──────── Extracted records
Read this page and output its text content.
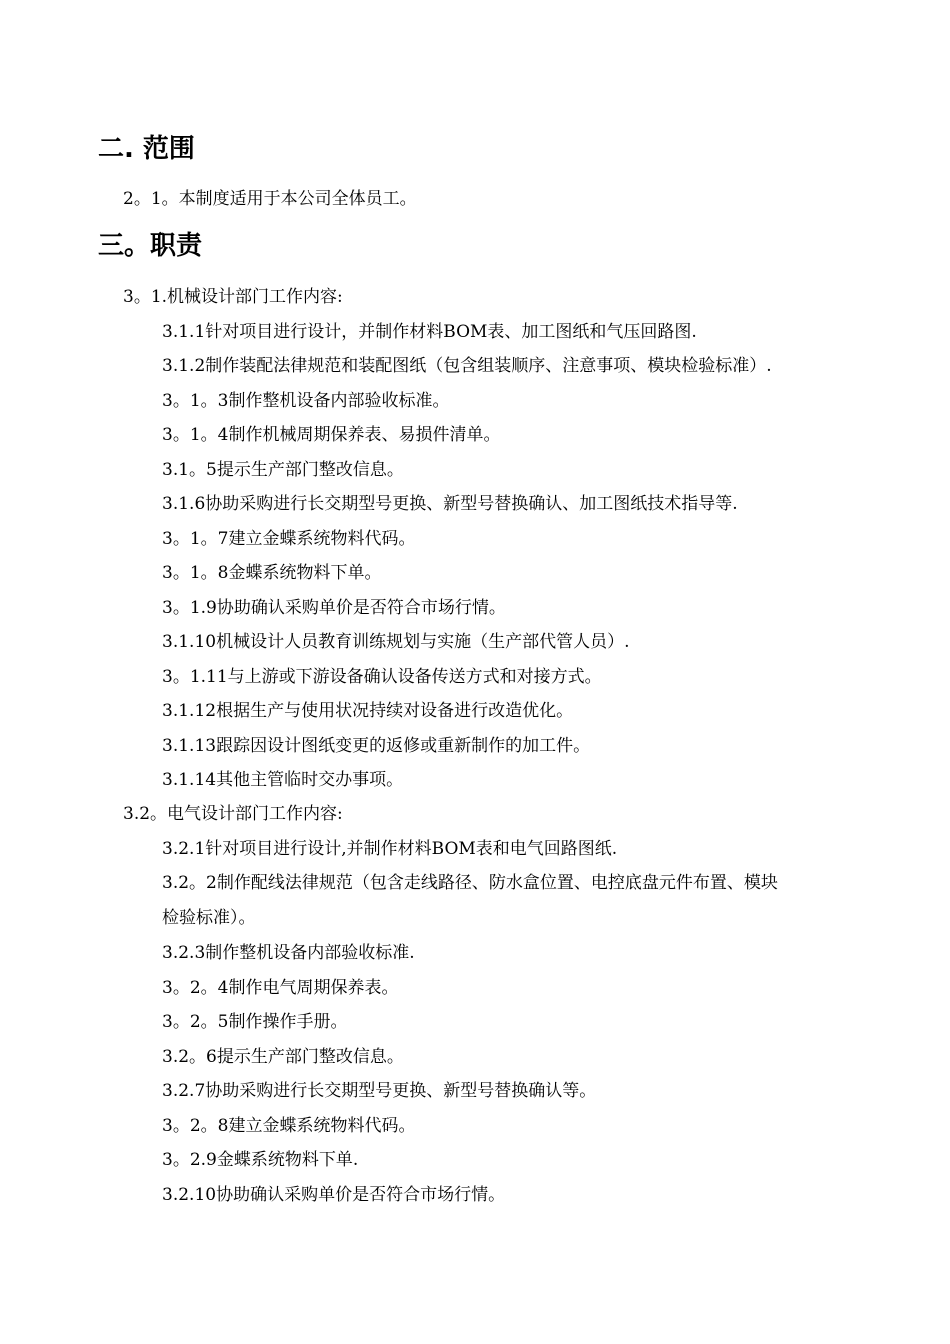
二. 范围

2。1。本制度适用于本公司全体员工。

三。职责

3。1.机械设计部门工作内容:

3.1.1针对项目进行设计，并制作材料BOM表、加工图纸和气压回路图.

3.1.2制作装配法律规范和装配图纸（包含组装顺序、注意事项、模块检验标准）.

3。1。3制作整机设备内部验收标准。

3。1。4制作机械周期保养表、易损件清单。

3.1。5提示生产部门整改信息。

3.1.6协助采购进行长交期型号更换、新型号替换确认、加工图纸技术指导等.

3。1。7建立金蝶系统物料代码。

3。1。8金蝶系统物料下单。

3。1.9协助确认采购单价是否符合市场行情。

3.1.10机械设计人员教育训练规划与实施（生产部代管人员）.

3。1.11与上游或下游设备确认设备传送方式和对接方式。

3.1.12根据生产与使用状况持续对设备进行改造优化。

3.1.13跟踪因设计图纸变更的返修或重新制作的加工件。

3.1.14其他主管临时交办事项。

3.2。电气设计部门工作内容:

3.2.1针对项目进行设计,并制作材料BOM表和电气回路图纸.

3.2。2制作配线法律规范（包含走线路径、防水盒位置、电控底盘元件布置、模块

检验标准）。

3.2.3制作整机设备内部验收标准.

3。2。4制作电气周期保养表。

3。2。5制作操作手册。

3.2。6提示生产部门整改信息。

3.2.7协助采购进行长交期型号更换、新型号替换确认等。

3。2。8建立金蝶系统物料代码。

3。2.9金蝶系统物料下单.

3.2.10协助确认采购单价是否符合市场行情。
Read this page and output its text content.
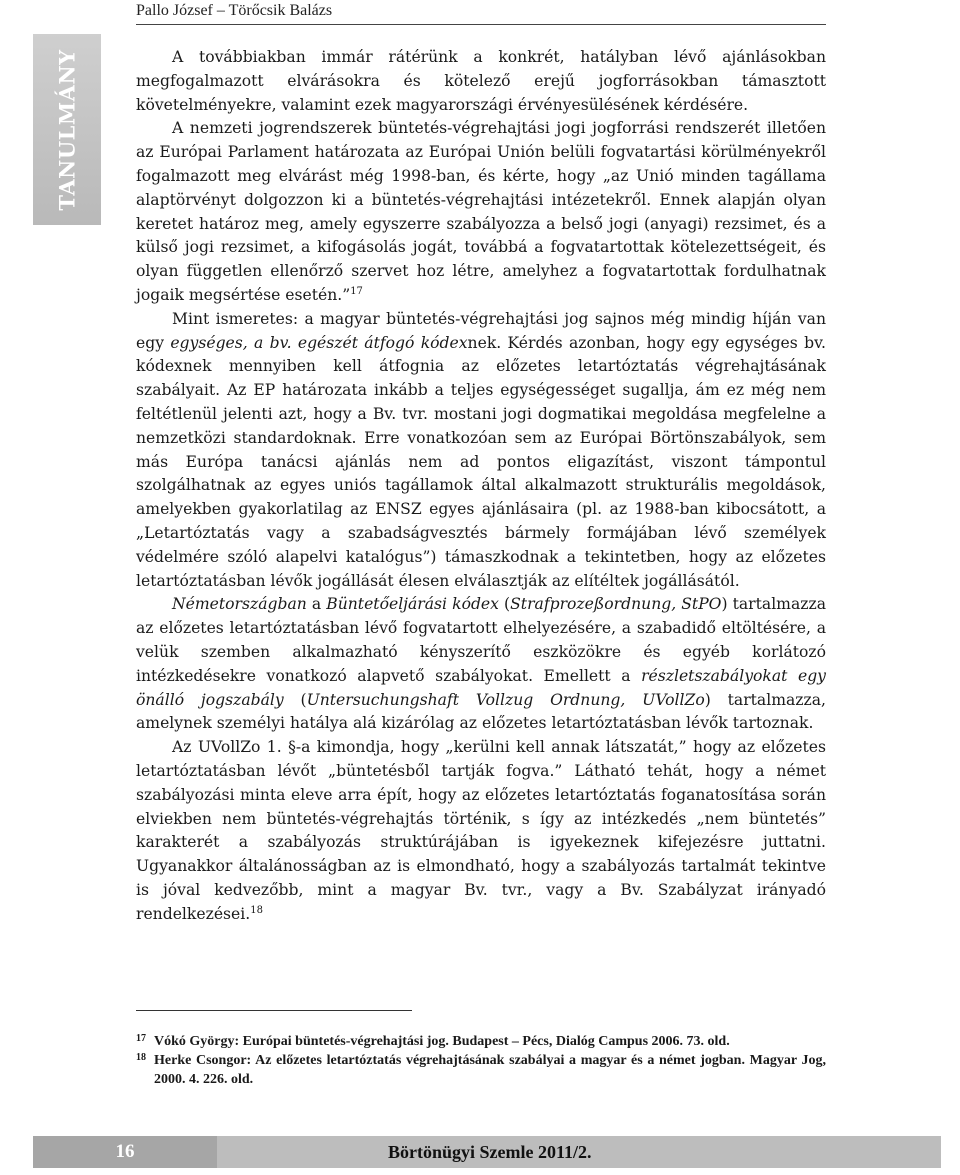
Pallo József – Törőcsik Balázs
TANULMÁNY	A továbbiakban immár rátérünk a konkrét, hatályban lévő ajánlásokban megfogalmazott elvárásokra és kötelező erejű jogforrásokban támasztott követelményekre, valamint ezek magyarországi érvényesülésének kérdésére.

A nemzeti jogrendszerek büntetés-végrehajtási jogi jogforrási rendszerét illetően az Európai Parlament határozata az Európai Unión belüli fogvatartási körülményekről fogalmazott meg elvárást még 1998-ban, és kérte, hogy „az Unió minden tagállama alaptörvényt dolgozzon ki a büntetés-végrehajtási intézetekről. Ennek alapján olyan keretet határoz meg, amely egyszerre szabályozza a belső jogi (anyagi) rezsimet, és a külső jogi rezsimet, a kifogásolás jogát, továbbá a fogvatartottak kötelezettségeit, és olyan független ellenőrző szervet hoz létre, amelyhez a fogvatartottak fordulhatnak jogaik megsértése esetén.”$^{17}$

Mint ismeretes: a magyar büntetés-végrehajtási jog sajnos még mindig híján van egy egységes, a bv. egészét átfogó kódexnek. Kérdés azonban, hogy egy egységes bv. kódexnek mennyiben kell átfognia az előzetes letartóztatás végrehajtásának szabályait. Az EP határozata inkább a teljes egységességet sugallja, ám ez még nem feltétlenül jelenti azt, hogy a Bv. tvr. mostani jogi dogmatikai megoldása megfelelne a nemzetközi standardoknak. Erre vonatkozóan sem az Európai Börtönszabályok, sem más Európa tanácsi ajánlás nem ad pontos eligazítást, viszont támpontul szolgálhatnak az egyes uniós tagállamok által alkalmazott strukturális megoldások, amelyekben gyakorlatilag az ENSZ egyes ajánlásaira (pl. az 1988-ban kibocsátott, a „Letartóztatás vagy a szabadságvesztés bármely formájában lévő személyek védelmére szóló alapelvi katalógus”) támaszkodnak a tekintetben, hogy az előzetes letartóztatásban lévők jogállását élesen elválasztják az elítéltek jogállásától.

Németországban a Büntetőeljárási kódex (Strafprozeßordnung, StPO) tartalmazza az előzetes letartóztatásban lévő fogvatartott elhelyezésére, a szabadidő eltöltésére, a velük szemben alkalmazható kényszerítő eszközökre és egyéb korlátozó intézkedésekre vonatkozó alapvető szabályokat. Emellett a részletszabályokat egy önálló jogszabály (Untersuchungshaft Vollzug Ordnung, UVollZo) tartalmazza, amelynek személyi hatálya alá kizárólag az előzetes letartóztatásban lévők tartoznak.

Az UVollZo 1. §-a kimondja, hogy „kerülni kell annak látszatát,” hogy az előzetes letartóztatásban lévőt „büntetésből tartják fogva.” Látható tehát, hogy a német szabályozási minta eleve arra épít, hogy az előzetes letartóztatás foganatosítása során elviekben nem büntetés-végrehajtás történik, s így az intézkedés „nem büntetés” karakterét a szabályozás struktúrájában is igyekeznek kifejezésre juttatni. Ugyanakkor általánosságban az is elmondható, hogy a szabályozás tartalmát tekintve is jóval kedvezőbb, mint a magyar Bv. tvr., vagy a Bv. Szabályzat irányadó rendelkezései.$^{18}$

17 Vókó György: Európai büntetés-végrehajtási jog. Budapest – Pécs, Dialóg Campus 2006. 73. old.
18 Herke Csongor: Az előzetes letartóztatás végrehajtásának szabályai a magyar és a német jogban. Magyar Jog, 2000. 4. 226. old.
16	Börtönügyi Szemle 2011/2.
────────────────
Leaving all pictures aside, quote each record exactly.

[Exercise answer]:
Read this page and output its text content.
二. 范围

2。1。本制度适用于本公司全体员工。

三。职责

3。1.机械设计部门工作内容:

3.1.1针对项目进行设计，并制作材料BOM表、加工图纸和气压回路图.

3.1.2制作装配法律规范和装配图纸（包含组装顺序、注意事项、模块检验标准）.

3。1。3制作整机设备内部验收标准。

3。1。4制作机械周期保养表、易损件清单。

3.1。5提示生产部门整改信息。

3.1.6协助采购进行长交期型号更换、新型号替换确认、加工图纸技术指导等.

3。1。7建立金蝶系统物料代码。

3。1。8金蝶系统物料下单。

3。1.9协助确认采购单价是否符合市场行情。

3.1.10机械设计人员教育训练规划与实施（生产部代管人员）.

3。1.11与上游或下游设备确认设备传送方式和对接方式。

3.1.12根据生产与使用状况持续对设备进行改造优化。

3.1.13跟踪因设计图纸变更的返修或重新制作的加工件。

3.1.14其他主管临时交办事项。

3.2。电气设计部门工作内容:

3.2.1针对项目进行设计,并制作材料BOM表和电气回路图纸.

3.2。2制作配线法律规范（包含走线路径、防水盒位置、电控底盘元件布置、模块

检验标准）。

3.2.3制作整机设备内部验收标准.

3。2。4制作电气周期保养表。

3。2。5制作操作手册。

3.2。6提示生产部门整改信息。

3.2.7协助采购进行长交期型号更换、新型号替换确认等。

3。2。8建立金蝶系统物料代码。

3。2.9金蝶系统物料下单.

3.2.10协助确认采购单价是否符合市场行情。
Read this page and output its text content.
Pallo József – Törőcsik Balázs
TANULMÁNY	A továbbiakban immár rátérünk a konkrét, hatályban lévő ajánlásokban megfogalmazott elvárásokra és kötelező erejű jogforrásokban támasztott követelményekre, valamint ezek magyarországi érvényesülésének kérdésére.

A nemzeti jogrendszerek büntetés-végrehajtási jogi jogforrási rendszerét illetően az Európai Parlament határozata az Európai Unión belüli fogvatartási körülményekről fogalmazott meg elvárást még 1998-ban, és kérte, hogy „az Unió minden tagállama alaptörvényt dolgozzon ki a büntetés-végrehajtási intézetekről. Ennek alapján olyan keretet határoz meg, amely egyszerre szabályozza a belső jogi (anyagi) rezsimet, és a külső jogi rezsimet, a kifogásolás jogát, továbbá a fogvatartottak kötelezettségeit, és olyan független ellenőrző szervet hoz létre, amelyhez a fogvatartottak fordulhatnak jogaik megsértése esetén.”$^{17}$

Mint ismeretes: a magyar büntetés-végrehajtási jog sajnos még mindig híján van egy egységes, a bv. egészét átfogó kódexnek. Kérdés azonban, hogy egy egységes bv. kódexnek mennyiben kell átfognia az előzetes letartóztatás végrehajtásának szabályait. Az EP határozata inkább a teljes egységességet sugallja, ám ez még nem feltétlenül jelenti azt, hogy a Bv. tvr. mostani jogi dogmatikai megoldása megfelelne a nemzetközi standardoknak. Erre vonatkozóan sem az Európai Börtönszabályok, sem más Európa tanácsi ajánlás nem ad pontos eligazítást, viszont támpontul szolgálhatnak az egyes uniós tagállamok által alkalmazott strukturális megoldások, amelyekben gyakorlatilag az ENSZ egyes ajánlásaira (pl. az 1988-ban kibocsátott, a „Letartóztatás vagy a szabadságvesztés bármely formájában lévő személyek védelmére szóló alapelvi katalógus”) támaszkodnak a tekintetben, hogy az előzetes letartóztatásban lévők jogállását élesen elválasztják az elítéltek jogállásától.

Németországban a Büntetőeljárási kódex (Strafprozeßordnung, StPO) tartalmazza az előzetes letartóztatásban lévő fogvatartott elhelyezésére, a szabadidő eltöltésére, a velük szemben alkalmazható kényszerítő eszközökre és egyéb korlátozó intézkedésekre vonatkozó alapvető szabályokat. Emellett a részletszabályokat egy önálló jogszabály (Untersuchungshaft Vollzug Ordnung, UVollZo) tartalmazza, amelynek személyi hatálya alá kizárólag az előzetes letartóztatásban lévők tartoznak.

Az UVollZo 1. §-a kimondja, hogy „kerülni kell annak látszatát,” hogy az előzetes letartóztatásban lévőt „büntetésből tartják fogva.” Látható tehát, hogy a német szabályozási minta eleve arra épít, hogy az előzetes letartóztatás foganatosítása során elviekben nem büntetés-végrehajtás történik, s így az intézkedés „nem büntetés” karakterét a szabályozás struktúrájában is igyekeznek kifejezésre juttatni. Ugyanakkor általánosságban az is elmondható, hogy a szabályozás tartalmát tekintve is jóval kedvezőbb, mint a magyar Bv. tvr., vagy a Bv. Szabályzat irányadó rendelkezései.$^{18}$

17 Vókó György: Európai büntetés-végrehajtási jog. Budapest – Pécs, Dialóg Campus 2006. 73. old.
18 Herke Csongor: Az előzetes letartóztatás végrehajtásának szabályai a magyar és a német jogban. Magyar Jog, 2000. 4. 226. old.
16	Börtönügyi Szemle 2011/2.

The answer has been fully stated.